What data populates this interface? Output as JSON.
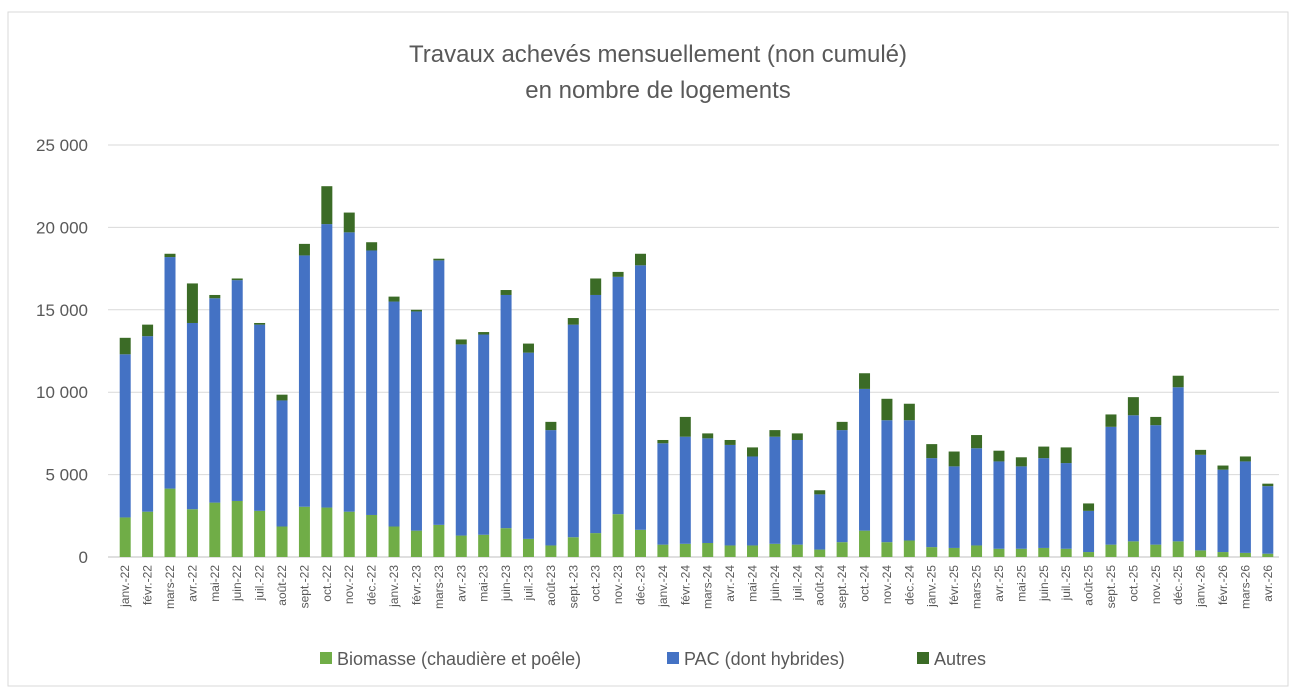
{
  "chart_data": {
    "type": "stacked_bar",
    "title": [
      "Travaux achevés mensuellement (non cumulé)",
      "en nombre de logements"
    ],
    "categories": [
      "janv.-22",
      "févr.-22",
      "mars-22",
      "avr.-22",
      "mai-22",
      "juin-22",
      "juil.-22",
      "août-22",
      "sept.-22",
      "oct.-22",
      "nov.-22",
      "déc.-22",
      "janv.-23",
      "févr.-23",
      "mars-23",
      "avr.-23",
      "mai-23",
      "juin-23",
      "juil.-23",
      "août-23",
      "sept.-23",
      "oct.-23",
      "nov.-23",
      "déc.-23",
      "janv.-24",
      "févr.-24",
      "mars-24",
      "avr.-24",
      "mai-24",
      "juin-24",
      "juil.-24",
      "août-24",
      "sept.-24",
      "oct.-24",
      "nov.-24",
      "déc.-24",
      "janv.-25",
      "févr.-25",
      "mars-25",
      "avr.-25",
      "mai-25",
      "juin-25",
      "juil.-25",
      "août-25",
      "sept.-25",
      "oct.-25",
      "nov.-25",
      "déc.-25",
      "janv.-26",
      "févr.-26",
      "mars-26",
      "avr.-26"
    ],
    "series": [
      {
        "name": "Biomasse (chaudière et poêle)",
        "color": "#70ad47",
        "values": [
          2400,
          2750,
          4150,
          2900,
          3300,
          3400,
          2800,
          1850,
          3050,
          3000,
          2750,
          2550,
          1850,
          1600,
          1950,
          1300,
          1350,
          1750,
          1100,
          700,
          1200,
          1450,
          2600,
          1650,
          750,
          800,
          850,
          700,
          700,
          800,
          750,
          450,
          900,
          1600,
          900,
          1000,
          600,
          550,
          700,
          500,
          500,
          550,
          500,
          300,
          750,
          950,
          750,
          950,
          400,
          300,
          250,
          200
        ]
      },
      {
        "name": "PAC (dont hybrides)",
        "color": "#4472c4",
        "values": [
          9900,
          10650,
          14050,
          11300,
          12400,
          13400,
          11300,
          7650,
          15250,
          17200,
          16950,
          16050,
          13650,
          13300,
          16050,
          11600,
          12150,
          14150,
          11300,
          7000,
          12900,
          14450,
          14400,
          16050,
          6150,
          6500,
          6350,
          6100,
          5400,
          6500,
          6350,
          3350,
          6800,
          8600,
          7400,
          7300,
          5400,
          4950,
          5900,
          5300,
          5000,
          5450,
          5200,
          2500,
          7150,
          7650,
          7250,
          9350,
          5800,
          5000,
          5550,
          4100
        ]
      },
      {
        "name": "Autres",
        "color": "#3b6b26",
        "values": [
          1000,
          700,
          200,
          2400,
          200,
          100,
          100,
          350,
          700,
          2300,
          1200,
          500,
          300,
          100,
          100,
          300,
          150,
          300,
          550,
          500,
          400,
          1000,
          300,
          700,
          200,
          1200,
          300,
          300,
          550,
          400,
          400,
          250,
          500,
          950,
          1300,
          1000,
          850,
          900,
          800,
          650,
          550,
          700,
          950,
          450,
          750,
          1100,
          500,
          700,
          300,
          250,
          300,
          150
        ]
      }
    ],
    "ylim": [
      0,
      25000
    ],
    "yticks": [
      {
        "value": 0,
        "label": "0"
      },
      {
        "value": 5000,
        "label": "5 000"
      },
      {
        "value": 10000,
        "label": "10 000"
      },
      {
        "value": 15000,
        "label": "15 000"
      },
      {
        "value": 20000,
        "label": "20 000"
      },
      {
        "value": 25000,
        "label": "25 000"
      }
    ],
    "grid": true,
    "legend": "bottom"
  }
}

◆ **Set exercise**
Give back every line exactly as it stands, pictures excluded.

◆ **Result for this task**
What data populates this interface? Output as JSON.
{
  "chart_data": {
    "type": "stacked_bar",
    "title": [
      "Travaux achevés mensuellement (non cumulé)",
      "en nombre de logements"
    ],
    "categories": [
      "janv.-22",
      "févr.-22",
      "mars-22",
      "avr.-22",
      "mai-22",
      "juin-22",
      "juil.-22",
      "août-22",
      "sept.-22",
      "oct.-22",
      "nov.-22",
      "déc.-22",
      "janv.-23",
      "févr.-23",
      "mars-23",
      "avr.-23",
      "mai-23",
      "juin-23",
      "juil.-23",
      "août-23",
      "sept.-23",
      "oct.-23",
      "nov.-23",
      "déc.-23",
      "janv.-24",
      "févr.-24",
      "mars-24",
      "avr.-24",
      "mai-24",
      "juin-24",
      "juil.-24",
      "août-24",
      "sept.-24",
      "oct.-24",
      "nov.-24",
      "déc.-24",
      "janv.-25",
      "févr.-25",
      "mars-25",
      "avr.-25",
      "mai-25",
      "juin-25",
      "juil.-25",
      "août-25",
      "sept.-25",
      "oct.-25",
      "nov.-25",
      "déc.-25",
      "janv.-26",
      "févr.-26",
      "mars-26",
      "avr.-26"
    ],
    "series": [
      {
        "name": "Biomasse (chaudière et poêle)",
        "color": "#70ad47",
        "values": [
          2400,
          2750,
          4150,
          2900,
          3300,
          3400,
          2800,
          1850,
          3050,
          3000,
          2750,
          2550,
          1850,
          1600,
          1950,
          1300,
          1350,
          1750,
          1100,
          700,
          1200,
          1450,
          2600,
          1650,
          750,
          800,
          850,
          700,
          700,
          800,
          750,
          450,
          900,
          1600,
          900,
          1000,
          600,
          550,
          700,
          500,
          500,
          550,
          500,
          300,
          750,
          950,
          750,
          950,
          400,
          300,
          250,
          200
        ]
      },
      {
        "name": "PAC (dont hybrides)",
        "color": "#4472c4",
        "values": [
          9900,
          10650,
          14050,
          11300,
          12400,
          13400,
          11300,
          7650,
          15250,
          17200,
          16950,
          16050,
          13650,
          13300,
          16050,
          11600,
          12150,
          14150,
          11300,
          7000,
          12900,
          14450,
          14400,
          16050,
          6150,
          6500,
          6350,
          6100,
          5400,
          6500,
          6350,
          3350,
          6800,
          8600,
          7400,
          7300,
          5400,
          4950,
          5900,
          5300,
          5000,
          5450,
          5200,
          2500,
          7150,
          7650,
          7250,
          9350,
          5800,
          5000,
          5550,
          4100
        ]
      },
      {
        "name": "Autres",
        "color": "#3b6b26",
        "values": [
          1000,
          700,
          200,
          2400,
          200,
          100,
          100,
          350,
          700,
          2300,
          1200,
          500,
          300,
          100,
          100,
          300,
          150,
          300,
          550,
          500,
          400,
          1000,
          300,
          700,
          200,
          1200,
          300,
          300,
          550,
          400,
          400,
          250,
          500,
          950,
          1300,
          1000,
          850,
          900,
          800,
          650,
          550,
          700,
          950,
          450,
          750,
          1100,
          500,
          700,
          300,
          250,
          300,
          150
        ]
      }
    ],
    "ylim": [
      0,
      25000
    ],
    "yticks": [
      {
        "value": 0,
        "label": "0"
      },
      {
        "value": 5000,
        "label": "5 000"
      },
      {
        "value": 10000,
        "label": "10 000"
      },
      {
        "value": 15000,
        "label": "15 000"
      },
      {
        "value": 20000,
        "label": "20 000"
      },
      {
        "value": 25000,
        "label": "25 000"
      }
    ],
    "grid": true,
    "legend": "bottom"
  }
}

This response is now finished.